┌─ DATA LISTING

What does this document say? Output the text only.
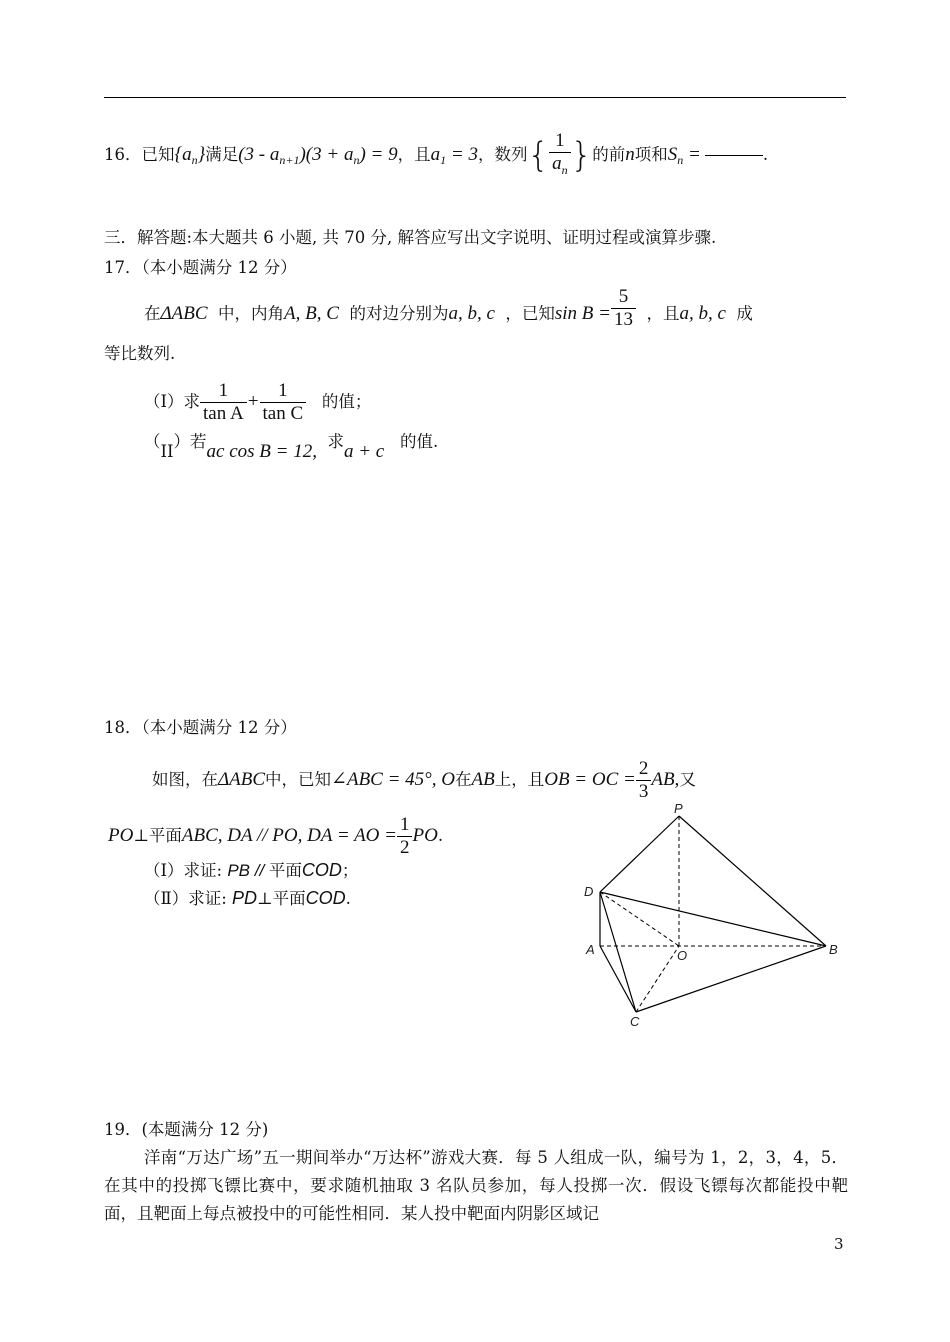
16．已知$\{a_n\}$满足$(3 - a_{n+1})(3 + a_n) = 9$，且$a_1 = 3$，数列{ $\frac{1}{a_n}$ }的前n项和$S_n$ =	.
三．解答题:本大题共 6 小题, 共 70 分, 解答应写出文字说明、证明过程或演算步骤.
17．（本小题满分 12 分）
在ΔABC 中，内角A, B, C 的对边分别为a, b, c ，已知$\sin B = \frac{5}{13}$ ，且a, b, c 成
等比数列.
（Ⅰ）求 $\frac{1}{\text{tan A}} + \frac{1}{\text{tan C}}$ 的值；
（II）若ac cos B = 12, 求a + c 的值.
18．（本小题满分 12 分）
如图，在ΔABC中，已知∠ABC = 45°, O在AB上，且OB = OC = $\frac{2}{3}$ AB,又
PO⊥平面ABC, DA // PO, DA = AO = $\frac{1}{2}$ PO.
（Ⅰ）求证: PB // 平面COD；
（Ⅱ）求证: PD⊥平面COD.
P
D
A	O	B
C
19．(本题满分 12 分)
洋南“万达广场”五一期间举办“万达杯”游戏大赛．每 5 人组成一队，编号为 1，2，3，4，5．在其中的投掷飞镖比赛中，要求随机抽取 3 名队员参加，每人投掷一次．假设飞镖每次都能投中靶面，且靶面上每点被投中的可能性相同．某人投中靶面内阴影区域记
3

└─

» WHAT TO PRODUCE: Work out how many lines above have the string "frac" in them, and give only the number.

» WORKED ANSWER: 5